Stored data:
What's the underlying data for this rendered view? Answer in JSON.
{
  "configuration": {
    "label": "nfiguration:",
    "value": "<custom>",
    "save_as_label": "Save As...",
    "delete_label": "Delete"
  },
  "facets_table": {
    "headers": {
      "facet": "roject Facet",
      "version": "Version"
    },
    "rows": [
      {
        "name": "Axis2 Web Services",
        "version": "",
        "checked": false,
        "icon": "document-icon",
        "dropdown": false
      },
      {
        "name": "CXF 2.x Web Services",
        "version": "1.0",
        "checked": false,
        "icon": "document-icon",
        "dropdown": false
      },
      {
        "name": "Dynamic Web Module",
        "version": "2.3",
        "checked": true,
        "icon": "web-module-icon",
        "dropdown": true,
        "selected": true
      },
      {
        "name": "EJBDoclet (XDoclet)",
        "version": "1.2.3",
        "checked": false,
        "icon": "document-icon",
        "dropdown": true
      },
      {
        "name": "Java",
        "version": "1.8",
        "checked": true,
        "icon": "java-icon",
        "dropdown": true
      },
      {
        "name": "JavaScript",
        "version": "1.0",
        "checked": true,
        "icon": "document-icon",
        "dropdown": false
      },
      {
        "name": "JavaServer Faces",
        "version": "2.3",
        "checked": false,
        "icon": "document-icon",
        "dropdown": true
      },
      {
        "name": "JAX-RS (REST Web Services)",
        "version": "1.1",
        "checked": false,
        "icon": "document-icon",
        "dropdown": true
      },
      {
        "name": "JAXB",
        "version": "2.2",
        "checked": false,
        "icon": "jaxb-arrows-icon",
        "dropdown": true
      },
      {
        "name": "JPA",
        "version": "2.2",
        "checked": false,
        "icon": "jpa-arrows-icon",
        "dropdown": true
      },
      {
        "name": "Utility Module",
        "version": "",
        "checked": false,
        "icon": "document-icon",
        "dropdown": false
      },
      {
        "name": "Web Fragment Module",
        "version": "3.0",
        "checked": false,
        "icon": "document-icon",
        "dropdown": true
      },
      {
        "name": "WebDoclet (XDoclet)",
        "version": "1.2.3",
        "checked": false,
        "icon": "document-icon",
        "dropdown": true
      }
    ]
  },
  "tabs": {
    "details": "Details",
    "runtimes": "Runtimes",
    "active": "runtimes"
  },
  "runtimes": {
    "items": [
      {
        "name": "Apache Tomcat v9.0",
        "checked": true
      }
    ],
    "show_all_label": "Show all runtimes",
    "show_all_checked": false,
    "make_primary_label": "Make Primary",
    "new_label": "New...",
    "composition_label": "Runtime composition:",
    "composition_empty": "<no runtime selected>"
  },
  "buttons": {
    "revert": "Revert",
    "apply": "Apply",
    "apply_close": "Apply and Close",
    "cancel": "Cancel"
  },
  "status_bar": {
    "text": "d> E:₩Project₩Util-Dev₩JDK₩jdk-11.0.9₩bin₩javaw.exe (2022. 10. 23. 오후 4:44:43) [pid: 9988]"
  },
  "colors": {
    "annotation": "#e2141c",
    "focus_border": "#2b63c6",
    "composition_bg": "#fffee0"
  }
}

▸ TASK STATEMENT
Faithfully copy every entry, leaving nothing out.

▸ THE OUTPUT
What's the underlying data for this rendered view? Answer in JSON.
{
  "configuration": {
    "label": "nfiguration:",
    "value": "<custom>",
    "save_as_label": "Save As...",
    "delete_label": "Delete"
  },
  "facets_table": {
    "headers": {
      "facet": "roject Facet",
      "version": "Version"
    },
    "rows": [
      {
        "name": "Axis2 Web Services",
        "version": "",
        "checked": false,
        "icon": "document-icon",
        "dropdown": false
      },
      {
        "name": "CXF 2.x Web Services",
        "version": "1.0",
        "checked": false,
        "icon": "document-icon",
        "dropdown": false
      },
      {
        "name": "Dynamic Web Module",
        "version": "2.3",
        "checked": true,
        "icon": "web-module-icon",
        "dropdown": true,
        "selected": true
      },
      {
        "name": "EJBDoclet (XDoclet)",
        "version": "1.2.3",
        "checked": false,
        "icon": "document-icon",
        "dropdown": true
      },
      {
        "name": "Java",
        "version": "1.8",
        "checked": true,
        "icon": "java-icon",
        "dropdown": true
      },
      {
        "name": "JavaScript",
        "version": "1.0",
        "checked": true,
        "icon": "document-icon",
        "dropdown": false
      },
      {
        "name": "JavaServer Faces",
        "version": "2.3",
        "checked": false,
        "icon": "document-icon",
        "dropdown": true
      },
      {
        "name": "JAX-RS (REST Web Services)",
        "version": "1.1",
        "checked": false,
        "icon": "document-icon",
        "dropdown": true
      },
      {
        "name": "JAXB",
        "version": "2.2",
        "checked": false,
        "icon": "jaxb-arrows-icon",
        "dropdown": true
      },
      {
        "name": "JPA",
        "version": "2.2",
        "checked": false,
        "icon": "jpa-arrows-icon",
        "dropdown": true
      },
      {
        "name": "Utility Module",
        "version": "",
        "checked": false,
        "icon": "document-icon",
        "dropdown": false
      },
      {
        "name": "Web Fragment Module",
        "version": "3.0",
        "checked": false,
        "icon": "document-icon",
        "dropdown": true
      },
      {
        "name": "WebDoclet (XDoclet)",
        "version": "1.2.3",
        "checked": false,
        "icon": "document-icon",
        "dropdown": true
      }
    ]
  },
  "tabs": {
    "details": "Details",
    "runtimes": "Runtimes",
    "active": "runtimes"
  },
  "runtimes": {
    "items": [
      {
        "name": "Apache Tomcat v9.0",
        "checked": true
      }
    ],
    "show_all_label": "Show all runtimes",
    "show_all_checked": false,
    "make_primary_label": "Make Primary",
    "new_label": "New...",
    "composition_label": "Runtime composition:",
    "composition_empty": "<no runtime selected>"
  },
  "buttons": {
    "revert": "Revert",
    "apply": "Apply",
    "apply_close": "Apply and Close",
    "cancel": "Cancel"
  },
  "status_bar": {
    "text": "d> E:₩Project₩Util-Dev₩JDK₩jdk-11.0.9₩bin₩javaw.exe (2022. 10. 23. 오후 4:44:43) [pid: 9988]"
  },
  "colors": {
    "annotation": "#e2141c",
    "focus_border": "#2b63c6",
    "composition_bg": "#fffee0"
  }
}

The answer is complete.